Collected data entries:
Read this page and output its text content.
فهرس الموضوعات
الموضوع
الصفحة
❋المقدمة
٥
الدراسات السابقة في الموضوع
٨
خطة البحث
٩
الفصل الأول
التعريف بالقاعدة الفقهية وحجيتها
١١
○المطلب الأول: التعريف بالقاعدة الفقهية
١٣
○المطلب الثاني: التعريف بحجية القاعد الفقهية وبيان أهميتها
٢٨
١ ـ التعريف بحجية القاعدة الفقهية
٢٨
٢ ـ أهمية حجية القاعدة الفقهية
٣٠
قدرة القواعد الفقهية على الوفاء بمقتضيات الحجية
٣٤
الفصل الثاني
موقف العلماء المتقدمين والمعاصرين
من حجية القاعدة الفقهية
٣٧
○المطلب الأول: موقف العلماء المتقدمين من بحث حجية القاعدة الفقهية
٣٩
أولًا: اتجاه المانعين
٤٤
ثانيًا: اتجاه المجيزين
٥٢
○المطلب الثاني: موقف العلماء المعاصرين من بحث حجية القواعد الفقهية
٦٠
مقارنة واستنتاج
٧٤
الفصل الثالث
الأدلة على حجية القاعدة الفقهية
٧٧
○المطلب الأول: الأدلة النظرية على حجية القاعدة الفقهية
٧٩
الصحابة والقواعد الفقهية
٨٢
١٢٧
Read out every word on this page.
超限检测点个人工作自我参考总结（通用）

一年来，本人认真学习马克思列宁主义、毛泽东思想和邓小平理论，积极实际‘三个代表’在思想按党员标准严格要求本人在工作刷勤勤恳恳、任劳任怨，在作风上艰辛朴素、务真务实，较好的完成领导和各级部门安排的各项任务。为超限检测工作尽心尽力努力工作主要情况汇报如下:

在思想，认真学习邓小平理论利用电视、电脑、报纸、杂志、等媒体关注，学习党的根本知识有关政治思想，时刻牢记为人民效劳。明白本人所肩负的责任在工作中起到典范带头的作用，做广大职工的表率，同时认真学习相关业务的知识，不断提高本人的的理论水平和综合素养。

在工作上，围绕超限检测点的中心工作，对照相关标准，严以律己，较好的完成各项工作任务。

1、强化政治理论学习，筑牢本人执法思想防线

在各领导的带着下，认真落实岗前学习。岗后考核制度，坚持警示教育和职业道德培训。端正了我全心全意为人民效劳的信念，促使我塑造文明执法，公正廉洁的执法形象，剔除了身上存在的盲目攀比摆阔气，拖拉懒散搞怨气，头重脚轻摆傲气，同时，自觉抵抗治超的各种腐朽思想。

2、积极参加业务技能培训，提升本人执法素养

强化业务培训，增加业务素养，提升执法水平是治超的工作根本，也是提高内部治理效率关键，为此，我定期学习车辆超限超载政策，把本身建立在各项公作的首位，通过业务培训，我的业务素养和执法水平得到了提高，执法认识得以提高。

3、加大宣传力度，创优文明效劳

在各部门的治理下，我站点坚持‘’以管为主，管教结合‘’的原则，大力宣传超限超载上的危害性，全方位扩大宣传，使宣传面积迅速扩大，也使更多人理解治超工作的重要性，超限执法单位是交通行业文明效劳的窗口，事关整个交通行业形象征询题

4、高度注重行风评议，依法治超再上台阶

Aim of the exercise => Set down the listing in full, keeping every word exactly as it is.

The result =>
Read this page and output its text content.
فهرس الموضوعات
الموضوع
الصفحة
❋المقدمة
٥
الدراسات السابقة في الموضوع
٨
خطة البحث
٩
الفصل الأول
التعريف بالقاعدة الفقهية وحجيتها
١١
○المطلب الأول: التعريف بالقاعدة الفقهية
١٣
○المطلب الثاني: التعريف بحجية القاعد الفقهية وبيان أهميتها
٢٨
١ ـ التعريف بحجية القاعدة الفقهية
٢٨
٢ ـ أهمية حجية القاعدة الفقهية
٣٠
قدرة القواعد الفقهية على الوفاء بمقتضيات الحجية
٣٤
الفصل الثاني
موقف العلماء المتقدمين والمعاصرين
من حجية القاعدة الفقهية
٣٧
○المطلب الأول: موقف العلماء المتقدمين من بحث حجية القاعدة الفقهية
٣٩
أولًا: اتجاه المانعين
٤٤
ثانيًا: اتجاه المجيزين
٥٢
○المطلب الثاني: موقف العلماء المعاصرين من بحث حجية القواعد الفقهية
٦٠
مقارنة واستنتاج
٧٤
الفصل الثالث
الأدلة على حجية القاعدة الفقهية
٧٧
○المطلب الأول: الأدلة النظرية على حجية القاعدة الفقهية
٧٩
الصحابة والقواعد الفقهية
٨٢
١٢٧
Read out every word on this page.
超限检测点个人工作自我参考总结（通用）

一年来，本人认真学习马克思列宁主义、毛泽东思想和邓小平理论，积极实际‘三个代表’在思想按党员标准严格要求本人在工作刷勤勤恳恳、任劳任怨，在作风上艰辛朴素、务真务实，较好的完成领导和各级部门安排的各项任务。为超限检测工作尽心尽力努力工作主要情况汇报如下:

在思想，认真学习邓小平理论利用电视、电脑、报纸、杂志、等媒体关注，学习党的根本知识有关政治思想，时刻牢记为人民效劳。明白本人所肩负的责任在工作中起到典范带头的作用，做广大职工的表率，同时认真学习相关业务的知识，不断提高本人的的理论水平和综合素养。

在工作上，围绕超限检测点的中心工作，对照相关标准，严以律己，较好的完成各项工作任务。

1、强化政治理论学习，筑牢本人执法思想防线

在各领导的带着下，认真落实岗前学习。岗后考核制度，坚持警示教育和职业道德培训。端正了我全心全意为人民效劳的信念，促使我塑造文明执法，公正廉洁的执法形象，剔除了身上存在的盲目攀比摆阔气，拖拉懒散搞怨气，头重脚轻摆傲气，同时，自觉抵抗治超的各种腐朽思想。

2、积极参加业务技能培训，提升本人执法素养

强化业务培训，增加业务素养，提升执法水平是治超的工作根本，也是提高内部治理效率关键，为此，我定期学习车辆超限超载政策，把本身建立在各项公作的首位，通过业务培训，我的业务素养和执法水平得到了提高，执法认识得以提高。

3、加大宣传力度，创优文明效劳

在各部门的治理下，我站点坚持‘’以管为主，管教结合‘’的原则，大力宣传超限超载上的危害性，全方位扩大宣传，使宣传面积迅速扩大，也使更多人理解治超工作的重要性，超限执法单位是交通行业文明效劳的窗口，事关整个交通行业形象征询题

4、高度注重行风评议，依法治超再上台阶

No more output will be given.